WHAT YOU WILL DO: Copy out every line exactly as given.
▽
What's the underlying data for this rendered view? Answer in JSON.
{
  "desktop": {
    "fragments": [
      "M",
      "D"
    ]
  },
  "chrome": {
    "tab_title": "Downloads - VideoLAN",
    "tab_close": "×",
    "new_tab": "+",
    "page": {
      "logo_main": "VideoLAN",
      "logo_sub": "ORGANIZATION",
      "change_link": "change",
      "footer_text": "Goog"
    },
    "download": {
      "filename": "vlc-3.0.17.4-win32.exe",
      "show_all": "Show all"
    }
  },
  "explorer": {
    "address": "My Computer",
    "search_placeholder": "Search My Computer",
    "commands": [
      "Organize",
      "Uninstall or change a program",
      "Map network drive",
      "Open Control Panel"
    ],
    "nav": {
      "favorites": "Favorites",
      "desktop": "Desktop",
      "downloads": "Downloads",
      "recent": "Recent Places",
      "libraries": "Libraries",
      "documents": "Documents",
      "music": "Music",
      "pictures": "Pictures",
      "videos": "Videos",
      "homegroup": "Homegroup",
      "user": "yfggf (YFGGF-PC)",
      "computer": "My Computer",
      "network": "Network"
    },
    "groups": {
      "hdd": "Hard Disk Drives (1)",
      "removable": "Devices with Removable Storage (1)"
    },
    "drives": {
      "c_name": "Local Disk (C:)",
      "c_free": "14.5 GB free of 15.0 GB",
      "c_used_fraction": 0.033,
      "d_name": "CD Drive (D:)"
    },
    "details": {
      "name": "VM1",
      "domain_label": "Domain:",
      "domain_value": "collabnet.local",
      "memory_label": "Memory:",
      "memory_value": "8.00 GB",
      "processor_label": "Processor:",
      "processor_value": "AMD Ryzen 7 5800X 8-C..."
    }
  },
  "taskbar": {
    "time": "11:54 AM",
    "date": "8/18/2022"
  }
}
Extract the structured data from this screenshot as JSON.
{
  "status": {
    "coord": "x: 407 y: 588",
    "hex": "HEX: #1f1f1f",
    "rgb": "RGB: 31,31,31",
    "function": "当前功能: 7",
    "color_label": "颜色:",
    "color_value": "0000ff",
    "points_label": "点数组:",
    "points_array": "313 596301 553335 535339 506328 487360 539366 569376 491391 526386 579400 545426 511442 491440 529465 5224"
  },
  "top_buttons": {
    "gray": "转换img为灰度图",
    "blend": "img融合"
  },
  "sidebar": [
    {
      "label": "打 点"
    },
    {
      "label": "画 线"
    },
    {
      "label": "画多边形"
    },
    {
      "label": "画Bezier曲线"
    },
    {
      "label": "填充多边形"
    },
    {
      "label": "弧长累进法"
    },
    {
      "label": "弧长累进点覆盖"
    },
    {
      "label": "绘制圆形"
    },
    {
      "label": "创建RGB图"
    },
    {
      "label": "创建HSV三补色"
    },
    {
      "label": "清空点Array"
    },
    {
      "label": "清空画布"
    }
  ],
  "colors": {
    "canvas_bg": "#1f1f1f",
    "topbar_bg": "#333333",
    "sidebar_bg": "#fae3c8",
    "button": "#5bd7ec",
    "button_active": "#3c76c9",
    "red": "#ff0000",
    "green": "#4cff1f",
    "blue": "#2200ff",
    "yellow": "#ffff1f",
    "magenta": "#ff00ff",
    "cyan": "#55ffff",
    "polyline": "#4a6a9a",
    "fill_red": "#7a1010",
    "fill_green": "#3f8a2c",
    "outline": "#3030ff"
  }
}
△
FINAL RESULT:
What's the underlying data for this rendered view? Answer in JSON.
{
  "desktop": {
    "fragments": [
      "M",
      "D"
    ]
  },
  "chrome": {
    "tab_title": "Downloads - VideoLAN",
    "tab_close": "×",
    "new_tab": "+",
    "page": {
      "logo_main": "VideoLAN",
      "logo_sub": "ORGANIZATION",
      "change_link": "change",
      "footer_text": "Goog"
    },
    "download": {
      "filename": "vlc-3.0.17.4-win32.exe",
      "show_all": "Show all"
    }
  },
  "explorer": {
    "address": "My Computer",
    "search_placeholder": "Search My Computer",
    "commands": [
      "Organize",
      "Uninstall or change a program",
      "Map network drive",
      "Open Control Panel"
    ],
    "nav": {
      "favorites": "Favorites",
      "desktop": "Desktop",
      "downloads": "Downloads",
      "recent": "Recent Places",
      "libraries": "Libraries",
      "documents": "Documents",
      "music": "Music",
      "pictures": "Pictures",
      "videos": "Videos",
      "homegroup": "Homegroup",
      "user": "yfggf (YFGGF-PC)",
      "computer": "My Computer",
      "network": "Network"
    },
    "groups": {
      "hdd": "Hard Disk Drives (1)",
      "removable": "Devices with Removable Storage (1)"
    },
    "drives": {
      "c_name": "Local Disk (C:)",
      "c_free": "14.5 GB free of 15.0 GB",
      "c_used_fraction": 0.033,
      "d_name": "CD Drive (D:)"
    },
    "details": {
      "name": "VM1",
      "domain_label": "Domain:",
      "domain_value": "collabnet.local",
      "memory_label": "Memory:",
      "memory_value": "8.00 GB",
      "processor_label": "Processor:",
      "processor_value": "AMD Ryzen 7 5800X 8-C..."
    }
  },
  "taskbar": {
    "time": "11:54 AM",
    "date": "8/18/2022"
  }
}
Extract the structured data from this screenshot as JSON.
{
  "status": {
    "coord": "x: 407 y: 588",
    "hex": "HEX: #1f1f1f",
    "rgb": "RGB: 31,31,31",
    "function": "当前功能: 7",
    "color_label": "颜色:",
    "color_value": "0000ff",
    "points_label": "点数组:",
    "points_array": "313 596301 553335 535339 506328 487360 539366 569376 491391 526386 579400 545426 511442 491440 529465 5224"
  },
  "top_buttons": {
    "gray": "转换img为灰度图",
    "blend": "img融合"
  },
  "sidebar": [
    {
      "label": "打 点"
    },
    {
      "label": "画 线"
    },
    {
      "label": "画多边形"
    },
    {
      "label": "画Bezier曲线"
    },
    {
      "label": "填充多边形"
    },
    {
      "label": "弧长累进法"
    },
    {
      "label": "弧长累进点覆盖"
    },
    {
      "label": "绘制圆形"
    },
    {
      "label": "创建RGB图"
    },
    {
      "label": "创建HSV三补色"
    },
    {
      "label": "清空点Array"
    },
    {
      "label": "清空画布"
    }
  ],
  "colors": {
    "canvas_bg": "#1f1f1f",
    "topbar_bg": "#333333",
    "sidebar_bg": "#fae3c8",
    "button": "#5bd7ec",
    "button_active": "#3c76c9",
    "red": "#ff0000",
    "green": "#4cff1f",
    "blue": "#2200ff",
    "yellow": "#ffff1f",
    "magenta": "#ff00ff",
    "cyan": "#55ffff",
    "polyline": "#4a6a9a",
    "fill_red": "#7a1010",
    "fill_green": "#3f8a2c",
    "outline": "#3030ff"
  }
}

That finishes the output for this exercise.